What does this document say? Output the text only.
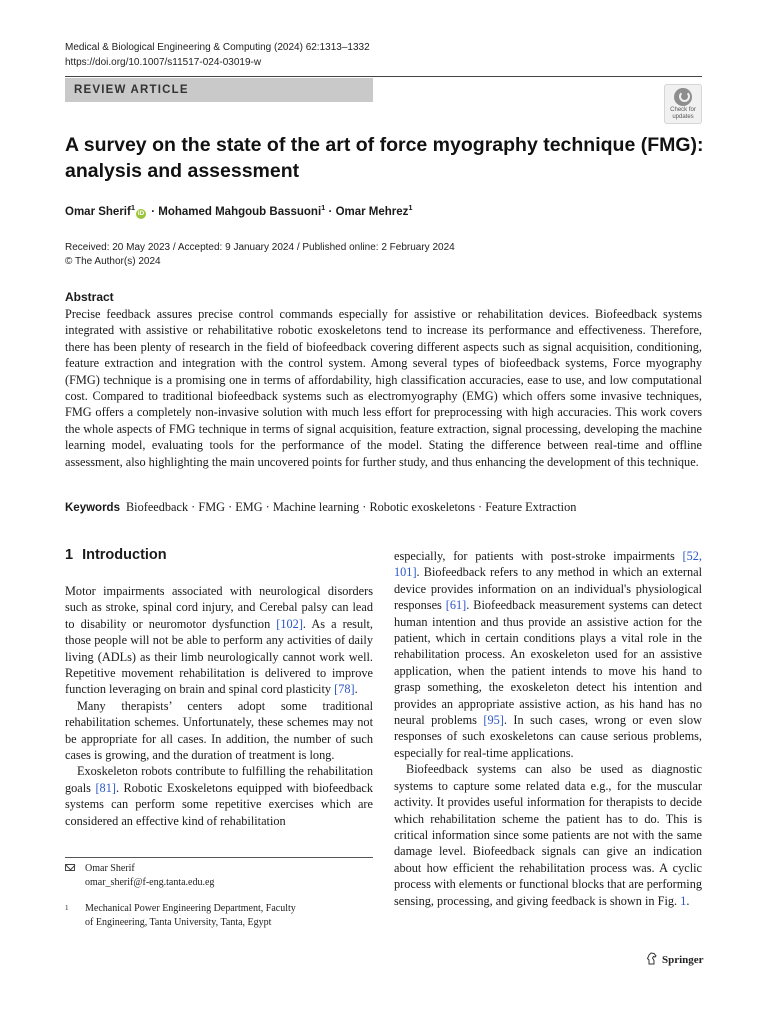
Medical & Biological Engineering & Computing (2024) 62:1313–1332
https://doi.org/10.1007/s11517-024-03019-w
REVIEW ARTICLE
Check for
updates
A survey on the state of the art of force myography technique (FMG): analysis and assessment
Omar Sherif$^1$iD · Mohamed Mahgoub Bassuoni$^1$ · Omar Mehrez$^1$
Received: 20 May 2023 / Accepted: 9 January 2024 / Published online: 2 February 2024
© The Author(s) 2024
Abstract
Precise feedback assures precise control commands especially for assistive or rehabilitation devices. Biofeedback systems integrated with assistive or rehabilitative robotic exoskeletons tend to increase its performance and effectiveness. Therefore, there has been plenty of research in the field of biofeedback covering different aspects such as signal acquisition, conditioning, feature extraction and integration with the control system. Among several types of biofeedback systems, Force myography (FMG) technique is a promising one in terms of affordability, high classification accuracies, ease to use, and low computational cost. Compared to traditional biofeedback systems such as electromyography (EMG) which offers some invasive techniques, FMG offers a completely non-invasive solution with much less effort for preprocessing with high accuracies. This work covers the whole aspects of FMG technique in terms of signal acquisition, feature extraction, signal processing, developing the machine learning model, evaluating tools for the performance of the model. Stating the difference between real-time and offline assessment, also highlighting the main uncovered points for further study, and thus enhancing the development of this technique.
Keywords Biofeedback · FMG · EMG · Machine learning · Robotic exoskeletons · Feature Extraction
1 Introduction

Motor impairments associated with neurological disorders such as stroke, spinal cord injury, and Cerebal palsy can lead to disability or neuromotor dysfunction [102]. As a result, those people will not be able to perform any activities of daily living (ADLs) as their limb neurologically cannot work well. Repetitive movement rehabilitation is delivered to improve function leveraging on brain and spinal cord plasticity [78].

Many therapists’ centers adopt some traditional rehabilitation schemes. Unfortunately, these schemes may not be appropriate for all cases. In addition, the number of such cases is growing, and the duration of treatment is long.

Exoskeleton robots contribute to fulfilling the rehabilitation goals [81]. Robotic Exoskeletons equipped with biofeedback systems can perform some repetitive exercises which are considered an effective kind of rehabilitation

especially, for patients with post-stroke impairments [52, 101]. Biofeedback refers to any method in which an external device provides information on an individual's physiological responses [61]. Biofeedback measurement systems can detect human intention and thus provide an assistive action for the patient, which in certain conditions plays a vital role in the rehabilitation process. An exoskeleton used for an assistive application, when the patient intends to move his hand to grasp something, the exoskeleton detect his intention and provides an appropriate assistive action, as his hand has no neural problems [95]. In such cases, wrong or even slow responses of such exoskeletons can cause serious problems, especially for real-time applications.

Biofeedback systems can also be used as diagnostic systems to capture some related data e.g., for the muscular activity. It provides useful information for therapists to decide which rehabilitation scheme the patient has to do. This is critical information since some patients are not with the same damage level. Biofeedback signals can give an indication about how efficient the rehabilitation process was. A cyclic process with elements or functional blocks that are performing sensing, processing, and giving feedback is shown in Fig. 1.

Omar Sherif
omar_sherif@f-eng.tanta.edu.eg
1 Mechanical Power Engineering Department, Faculty
of Engineering, Tanta University, Tanta, Egypt
Springer
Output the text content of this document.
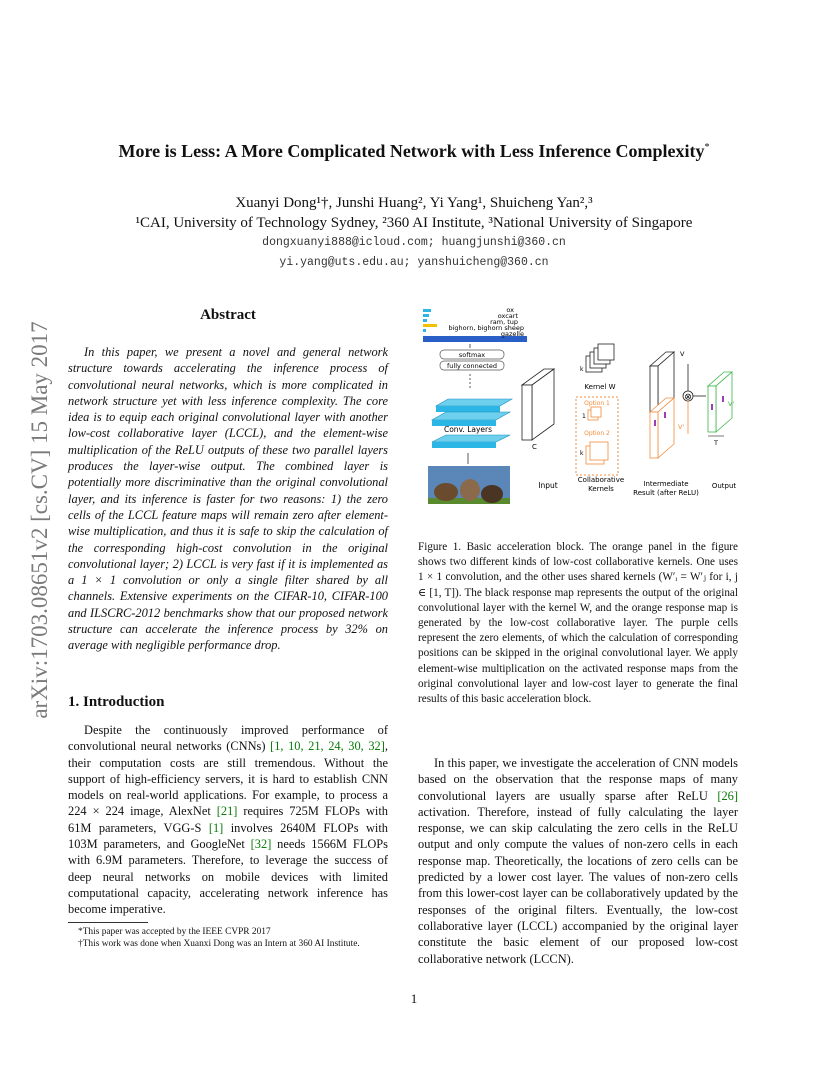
arXiv:1703.08651v2 [cs.CV] 15 May 2017
More is Less: A More Complicated Network with Less Inference Complexity*
Xuanyi Dong¹†, Junshi Huang², Yi Yang¹, Shuicheng Yan²,³
¹CAI, University of Technology Sydney, ²360 AI Institute, ³National University of Singapore
dongxuanyi888@icloud.com; huangjunshi@360.cn
yi.yang@uts.edu.au; yanshuicheng@360.cn
Abstract

In this paper, we present a novel and general network structure towards accelerating the inference process of convolutional neural networks, which is more complicated in network structure yet with less inference complexity. The core idea is to equip each original convolutional layer with another low-cost collaborative layer (LCCL), and the element-wise multiplication of the ReLU outputs of these two parallel layers produces the layer-wise output. The combined layer is potentially more discriminative than the original convolutional layer, and its inference is faster for two reasons: 1) the zero cells of the LCCL feature maps will remain zero after element-wise multiplication, and thus it is safe to skip the calculation of the corresponding high-cost convolution in the original convolutional layer; 2) LCCL is very fast if it is implemented as a 1 × 1 convolution or only a single filter shared by all channels. Extensive experiments on the CIFAR-10, CIFAR-100 and ILSCRC-2012 benchmarks show that our proposed network structure can accelerate the inference process by 32% on average with negligible performance drop.

1. Introduction

Despite the continuously improved performance of convolutional neural networks (CNNs) [1, 10, 21, 24, 30, 32], their computation costs are still tremendous. Without the support of high-efficiency servers, it is hard to establish CNN models on real-world applications. For example, to process a 224 × 224 image, AlexNet [21] requires 725M FLOPs with 61M parameters, VGG-S [1] involves 2640M FLOPs with 103M parameters, and GoogleNet [32] needs 1566M FLOPs with 6.9M parameters. Therefore, to leverage the success of deep neural networks on mobile devices with limited computational capacity, accelerating network inference has become imperative.

*This paper was accepted by the IEEE CVPR 2017

†This work was done when Xuanxi Dong was an Intern at 360 AI Institute.

ox
oxcart
ram, tup
bighorn, bighorn sheep
gazelle
softmax
fully connected
Conv. Layers
C
Input
k
Kernel W
Option 1
1
Option 2
k
Collaborative
Kernels
V
V'
Intermediate
Result (after ReLU)
⊗
V'
T
Output

Figure 1. Basic acceleration block. The orange panel in the figure shows two different kinds of low-cost collaborative kernels. One uses 1 × 1 convolution, and the other uses shared kernels (W′ᵢ = W′ⱼ for i, j ∈ [1, T]). The black response map represents the output of the original convolutional layer with the kernel W, and the orange response map is generated by the low-cost collaborative layer. The purple cells represent the zero elements, of which the calculation of corresponding positions can be skipped in the original convolutional layer. We apply element-wise multiplication on the activated response maps from the original convolutional layer and low-cost layer to generate the final results of this basic acceleration block.

In this paper, we investigate the acceleration of CNN models based on the observation that the response maps of many convolutional layers are usually sparse after ReLU [26] activation. Therefore, instead of fully calculating the layer response, we can skip calculating the zero cells in the ReLU output and only compute the values of non-zero cells in each response map. Theoretically, the locations of zero cells can be predicted by a lower cost layer. The values of non-zero cells from this lower-cost layer can be collaboratively updated by the responses of the original filters. Eventually, the low-cost collaborative layer (LCCL) accompanied by the original layer constitute the basic element of our proposed low-cost collaborative network (LCCN).

1
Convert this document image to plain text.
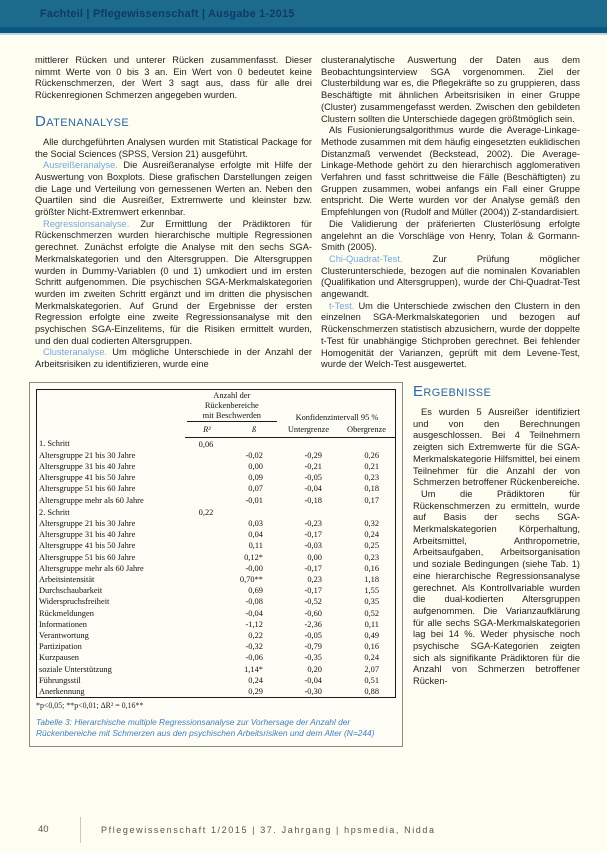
Fachteil | Pflegewissenschaft | Ausgabe 1-2015

mittlerer Rücken und unterer Rücken zusammenfasst. Dieser nimmt Werte von 0 bis 3 an. Ein Wert von 0 bedeutet keine Rückenschmerzen, der Wert 3 sagt aus, dass für alle drei Rückenregionen Schmerzen angegeben wurden.

Datenanalyse

Alle durchgeführten Analysen wurden mit Statistical Package for the Social Sciences (SPSS, Version 21) ausgeführt.

Ausreißeranalyse. Die Ausreißeranalyse erfolgte mit Hilfe der Auswertung von Boxplots. Diese grafischen Darstellungen zeigen die Lage und Verteilung von gemessenen Werten an. Neben den Quartilen sind die Ausreißer, Extremwerte und kleinster bzw. größter Nicht-Extremwert erkennbar.

Regressionsanalyse. Zur Ermittlung der Prädiktoren für Rückenschmerzen wurden hierarchische multiple Regressionen gerechnet. Zunächst erfolgte die Analyse mit den sechs SGA-Merkmalskategorien und den Altersgruppen. Die Altersgruppen wurden in Dummy-Variablen (0 und 1) umkodiert und im ersten Schritt aufgenommen. Die psychischen SGA-Merkmalskategorien wurden im zweiten Schritt ergänzt und im dritten die physischen Merkmalskategorien. Auf Grund der Ergebnisse der ersten Regression erfolgte eine zweite Regressionsanalyse mit den psychischen SGA-Einzelitems, für die Risiken ermittelt wurden, und den dual codierten Altersgruppen.

Clusteranalyse. Um mögliche Unterschiede in der Anzahl der Arbeitsrisiken zu identifizieren, wurde eine

clusteranalytische Auswertung der Daten aus dem Beobachtungsinterview SGA vorgenommen. Ziel der Clusterbildung war es, die Pflegekräfte so zu gruppieren, dass Beschäftigte mit ähnlichen Arbeitsrisiken in einer Gruppe (Cluster) zusammengefasst werden. Zwischen den gebildeten Clustern sollten die Unterschiede dagegen größtmöglich sein.

Als Fusionierungsalgorithmus wurde die Average-Linkage-Methode zusammen mit dem häufig eingesetzten euklidischen Distanzmaß verwendet (Beckstead, 2002). Die Average-Linkage-Methode gehört zu den hierarchisch agglomerativen Verfahren und fasst schrittweise die Fälle (Beschäftigten) zu Gruppen zusammen, wobei anfangs ein Fall einer Gruppe entspricht. Die Werte wurden vor der Analyse gemäß den Empfehlungen von (Rudolf and Müller (2004)) Z-standardisiert.

Die Validierung der präferierten Clusterlösung erfolgte angelehnt an die Vorschläge von Henry, Tolan & Gormann-Smith (2005).

Chi-Quadrat-Test.	Zur Prüfung möglicher Clusterunterschiede, bezogen auf die nominalen Kovariablen (Qualifikation und Altersgruppen), wurde der Chi-Quadrat-Test angewandt.

t-Test. Um die Unterschiede zwischen den Clustern in den einzelnen SGA-Merkmalskategorien und bezogen auf Rückenschmerzen statistisch abzusichern, wurde der doppelte t-Test für unabhängige Stichproben gerechnet. Bei fehlender Homogenität der Varianzen, geprüft mit dem Levene-Test, wurde der Welch-Test ausgewertet.

	Anzahl der Rückenbereiche
mit Beschwerden		Konfidenzintervall 95 %	
	R²	ß	Untergrenze	Obergrenze
1. Schritt	0,06			
Altersgruppe 21 bis 30 Jahre		-0,02	-0,29	0,26
Altersgruppe 31 bis 40 Jahre		0,00	-0,21	0,21
Altersgruppe 41 bis 50 Jahre		0,09	-0,05	0,23
Altersgruppe 51 bis 60 Jahre		0,07	-0,04	0,18
Altersgruppe mehr als 60 Jahre		-0,01	-0,18	0,17
2. Schritt	0,22			
Altersgruppe 21 bis 30 Jahre		0,03	-0,23	0,32
Altersgruppe 31 bis 40 Jahre		0,04	-0,17	0,24
Altersgruppe 41 bis 50 Jahre		0,11	-0,03	0,25
Altersgruppe 51 bis 60 Jahre		0,12*	0,00	0,23
Altersgruppe mehr als 60 Jahre		-0,00	-0,17	0,16
Arbeitsintensität		0,70**	0,23	1,18
Durchschaubarkeit		0,69	-0,17	1,55
Widerspruchsfreiheit		-0,08	-0,52	0,35
Rückmeldungen		-0,04	-0,60	0,52
Informationen		-1,12	-2,36	0,11
Verantwortung		0,22	-0,05	0,49
Partizipation		-0,32	-0,79	0,16
Kurzpausen		-0,06	-0,35	0,24
soziale Unterstützung		1,14*	0,20	2,07
Führungsstil		0,24	-0,04	0,51
Anerkennung		0,29	-0,30	0,88
*p<0,05; **p<0,01; ΔR² = 0,16**
Tabelle 3: Hierarchische multiple Regressionsanalyse zur Vorhersage der Anzahl der Rückenbereiche mit Schmerzen aus den psychischen Arbeitsrisiken und dem Alter (N=244)
Ergebnisse

Es wurden 5 Ausreißer identifiziert und von den Berechnungen ausgeschlossen. Bei 4 Teilnehmern zeigten sich Extremwerte für die SGA-Merkmalskategorie Hilfsmittel, bei einem Teilnehmer für die Anzahl der von Schmerzen betroffener Rückenbereiche.

Um die Prädiktoren für Rückenschmerzen zu ermitteln, wurde auf Basis der sechs SGA-Merkmalskategorien Körperhaltung, Arbeitsmittel, Anthropometrie, Arbeitsaufgaben, Arbeitsorganisation und soziale Bedingungen (siehe Tab. 1) eine hierarchische Regressionsanalyse gerechnet. Als Kontrollvariable wurden die dual-kodierten Altersgruppen aufgenommen. Die Varianzaufklärung für alle sechs SGA-Merkmalskategorien lag bei 14 %. Weder physische noch psychische SGA-Kategorien zeigten sich als signifikante Prädiktoren für die Anzahl von Schmerzen betroffener Rücken-

40	Pflegewissenschaft 1/2015 | 37. Jahrgang | hpsmedia, Nidda
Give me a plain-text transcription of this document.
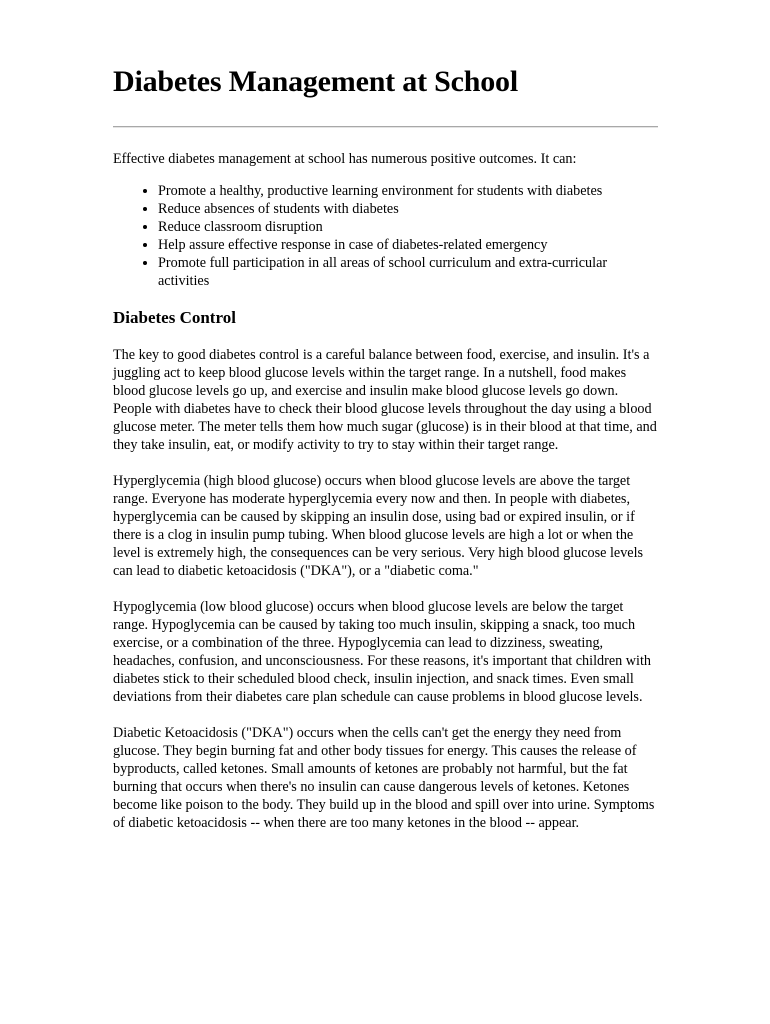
Diabetes Management at School

Effective diabetes management at school has numerous positive outcomes. It can:

• Promote a healthy, productive learning environment for students with diabetes
• Reduce absences of students with diabetes
• Reduce classroom disruption
• Help assure effective response in case of diabetes-related emergency
• Promote full participation in all areas of school curriculum and extra-curricular activities
Diabetes Control

The key to good diabetes control is a careful balance between food, exercise, and insulin. It's a juggling act to keep blood glucose levels within the target range. In a nutshell, food makes blood glucose levels go up, and exercise and insulin make blood glucose levels go down. People with diabetes have to check their blood glucose levels throughout the day using a blood glucose meter. The meter tells them how much sugar (glucose) is in their blood at that time, and they take insulin, eat, or modify activity to try to stay within their target range.

Hyperglycemia (high blood glucose) occurs when blood glucose levels are above the target range. Everyone has moderate hyperglycemia every now and then. In people with diabetes, hyperglycemia can be caused by skipping an insulin dose, using bad or expired insulin, or if there is a clog in insulin pump tubing. When blood glucose levels are high a lot or when the level is extremely high, the consequences can be very serious. Very high blood glucose levels can lead to diabetic ketoacidosis ("DKA"), or a "diabetic coma."

Hypoglycemia (low blood glucose) occurs when blood glucose levels are below the target range. Hypoglycemia can be caused by taking too much insulin, skipping a snack, too much exercise, or a combination of the three. Hypoglycemia can lead to dizziness, sweating, headaches, confusion, and unconsciousness. For these reasons, it's important that children with diabetes stick to their scheduled blood check, insulin injection, and snack times. Even small deviations from their diabetes care plan schedule can cause problems in blood glucose levels.

Diabetic Ketoacidosis ("DKA") occurs when the cells can't get the energy they need from glucose. They begin burning fat and other body tissues for energy. This causes the release of byproducts, called ketones. Small amounts of ketones are probably not harmful, but the fat burning that occurs when there's no insulin can cause dangerous levels of ketones. Ketones become like poison to the body. They build up in the blood and spill over into urine. Symptoms of diabetic ketoacidosis -- when there are too many ketones in the blood -- appear.
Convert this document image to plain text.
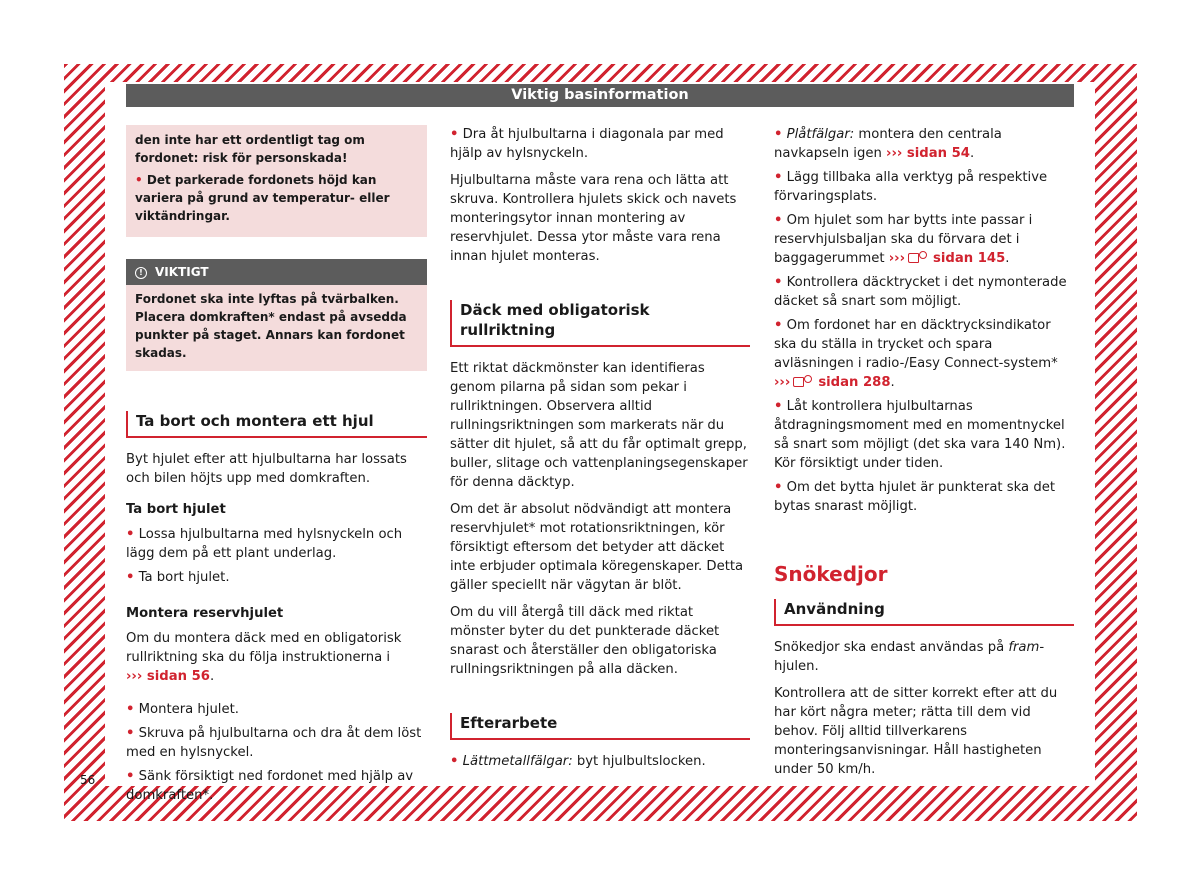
Viktig basinformation
den inte har ett ordentligt tag om fordonet: risk för personskada!
• Det parkerade fordonets höjd kan variera på grund av temperatur- eller viktändringar.
! VIKTIGT
Fordonet ska inte lyftas på tvärbalken. Placera domkraften* endast på avsedda punkter på staget. Annars kan fordonet skadas.
Ta bort och montera ett hjul

Byt hjulet efter att hjulbultarna har lossats och bilen höjts upp med domkraften.

Ta bort hjulet
• Lossa hjulbultarna med hylsnyckeln och lägg dem på ett plant underlag.
• Ta bort hjulet.
Montera reservhjulet

Om du montera däck med en obligatorisk rullriktning ska du följa instruktionerna i
››› sidan 56.

• Montera hjulet.
• Skruva på hjulbultarna och dra åt dem löst med en hylsnyckel.
• Sänk försiktigt ned fordonet med hjälp av domkraften*.
• Dra åt hjulbultarna i diagonala par med hjälp av hylsnyckeln.

Hjulbultarna måste vara rena och lätta att skruva. Kontrollera hjulets skick och navets monteringsytor innan montering av reservhjulet. Dessa ytor måste vara rena innan hjulet monteras.

Däck med obligatorisk rullriktning

Ett riktat däckmönster kan identifieras genom pilarna på sidan som pekar i rullriktningen. Observera alltid rullningsriktningen som markerats när du sätter dit hjulet, så att du får optimalt grepp, buller, slitage och vattenplaningsegenskaper för denna däcktyp.

Om det är absolut nödvändigt att montera reservhjulet* mot rotationsriktningen, kör försiktigt eftersom det betyder att däcket inte erbjuder optimala köregenskaper. Detta gäller speciellt när vägytan är blöt.

Om du vill återgå till däck med riktat mönster byter du det punkterade däcket snarast och återställer den obligatoriska rullningsriktningen på alla däcken.

Efterarbete
• Lättmetallfälgar: byt hjulbultslocken.
• Plåtfälgar: montera den centrala navkapseln igen ››› sidan 54.
• Lägg tillbaka alla verktyg på respektive förvaringsplats.
• Om hjulet som har bytts inte passar i reservhjulsbaljan ska du förvara det i baggagerummet ››› sidan 145.
• Kontrollera däcktrycket i det nymonterade däcket så snart som möjligt.
• Om fordonet har en däcktrycksindikator ska du ställa in trycket och spara avläsningen i radio-/Easy Connect-system* ››› sidan 288.
• Låt kontrollera hjulbultarnas åtdragningsmoment med en momentnyckel så snart som möjligt (det ska vara 140 Nm). Kör försiktigt under tiden.
• Om det bytta hjulet är punkterat ska det bytas snarast möjligt.
Snökedjor
Användning

Snökedjor ska endast användas på fram-hjulen.

Kontrollera att de sitter korrekt efter att du har kört några meter; rätta till dem vid behov. Följ alltid tillverkarens monteringsanvisningar. Håll hastigheten under 50 km/h.

56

### [Exercise objective]
Your answer must be a single number: the count of lines above that contain the string "Ausreißer".

### [Solution]
2